- **Directive**: Word for word, retype every entry in the listing.

- **Dataset extract**:
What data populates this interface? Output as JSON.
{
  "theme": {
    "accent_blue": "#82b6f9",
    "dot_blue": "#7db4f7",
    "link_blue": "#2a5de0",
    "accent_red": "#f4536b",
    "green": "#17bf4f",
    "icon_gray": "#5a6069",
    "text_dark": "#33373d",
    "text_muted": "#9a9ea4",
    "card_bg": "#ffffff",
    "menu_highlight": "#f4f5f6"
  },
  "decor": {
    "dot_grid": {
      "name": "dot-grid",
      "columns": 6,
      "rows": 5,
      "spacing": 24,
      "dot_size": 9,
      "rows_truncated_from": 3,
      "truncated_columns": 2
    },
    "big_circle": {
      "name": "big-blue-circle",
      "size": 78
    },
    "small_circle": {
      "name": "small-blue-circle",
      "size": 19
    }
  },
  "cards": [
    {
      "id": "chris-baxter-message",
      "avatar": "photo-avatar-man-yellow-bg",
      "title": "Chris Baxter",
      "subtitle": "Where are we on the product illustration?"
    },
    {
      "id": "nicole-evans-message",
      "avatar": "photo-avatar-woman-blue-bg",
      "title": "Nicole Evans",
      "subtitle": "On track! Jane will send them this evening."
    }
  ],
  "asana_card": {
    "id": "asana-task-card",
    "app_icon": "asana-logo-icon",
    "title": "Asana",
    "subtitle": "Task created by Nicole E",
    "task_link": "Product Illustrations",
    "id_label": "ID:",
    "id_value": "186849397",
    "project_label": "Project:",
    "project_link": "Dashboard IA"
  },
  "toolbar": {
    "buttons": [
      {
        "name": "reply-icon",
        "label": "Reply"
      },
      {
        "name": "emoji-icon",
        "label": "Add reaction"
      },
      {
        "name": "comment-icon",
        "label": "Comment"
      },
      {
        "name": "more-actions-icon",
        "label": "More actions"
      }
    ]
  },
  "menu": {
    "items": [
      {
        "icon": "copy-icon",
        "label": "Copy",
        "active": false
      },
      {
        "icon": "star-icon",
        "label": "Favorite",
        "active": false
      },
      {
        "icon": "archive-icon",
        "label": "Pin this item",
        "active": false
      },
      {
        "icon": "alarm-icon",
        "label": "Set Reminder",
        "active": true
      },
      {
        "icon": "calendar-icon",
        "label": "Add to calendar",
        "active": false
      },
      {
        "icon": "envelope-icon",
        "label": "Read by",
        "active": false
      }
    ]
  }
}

- **Answer to the task**:
What data populates this interface? Output as JSON.
{
  "theme": {
    "accent_blue": "#82b6f9",
    "dot_blue": "#7db4f7",
    "link_blue": "#2a5de0",
    "accent_red": "#f4536b",
    "green": "#17bf4f",
    "icon_gray": "#5a6069",
    "text_dark": "#33373d",
    "text_muted": "#9a9ea4",
    "card_bg": "#ffffff",
    "menu_highlight": "#f4f5f6"
  },
  "decor": {
    "dot_grid": {
      "name": "dot-grid",
      "columns": 6,
      "rows": 5,
      "spacing": 24,
      "dot_size": 9,
      "rows_truncated_from": 3,
      "truncated_columns": 2
    },
    "big_circle": {
      "name": "big-blue-circle",
      "size": 78
    },
    "small_circle": {
      "name": "small-blue-circle",
      "size": 19
    }
  },
  "cards": [
    {
      "id": "chris-baxter-message",
      "avatar": "photo-avatar-man-yellow-bg",
      "title": "Chris Baxter",
      "subtitle": "Where are we on the product illustration?"
    },
    {
      "id": "nicole-evans-message",
      "avatar": "photo-avatar-woman-blue-bg",
      "title": "Nicole Evans",
      "subtitle": "On track! Jane will send them this evening."
    }
  ],
  "asana_card": {
    "id": "asana-task-card",
    "app_icon": "asana-logo-icon",
    "title": "Asana",
    "subtitle": "Task created by Nicole E",
    "task_link": "Product Illustrations",
    "id_label": "ID:",
    "id_value": "186849397",
    "project_label": "Project:",
    "project_link": "Dashboard IA"
  },
  "toolbar": {
    "buttons": [
      {
        "name": "reply-icon",
        "label": "Reply"
      },
      {
        "name": "emoji-icon",
        "label": "Add reaction"
      },
      {
        "name": "comment-icon",
        "label": "Comment"
      },
      {
        "name": "more-actions-icon",
        "label": "More actions"
      }
    ]
  },
  "menu": {
    "items": [
      {
        "icon": "copy-icon",
        "label": "Copy",
        "active": false
      },
      {
        "icon": "star-icon",
        "label": "Favorite",
        "active": false
      },
      {
        "icon": "archive-icon",
        "label": "Pin this item",
        "active": false
      },
      {
        "icon": "alarm-icon",
        "label": "Set Reminder",
        "active": true
      },
      {
        "icon": "calendar-icon",
        "label": "Add to calendar",
        "active": false
      },
      {
        "icon": "envelope-icon",
        "label": "Read by",
        "active": false
      }
    ]
  }
}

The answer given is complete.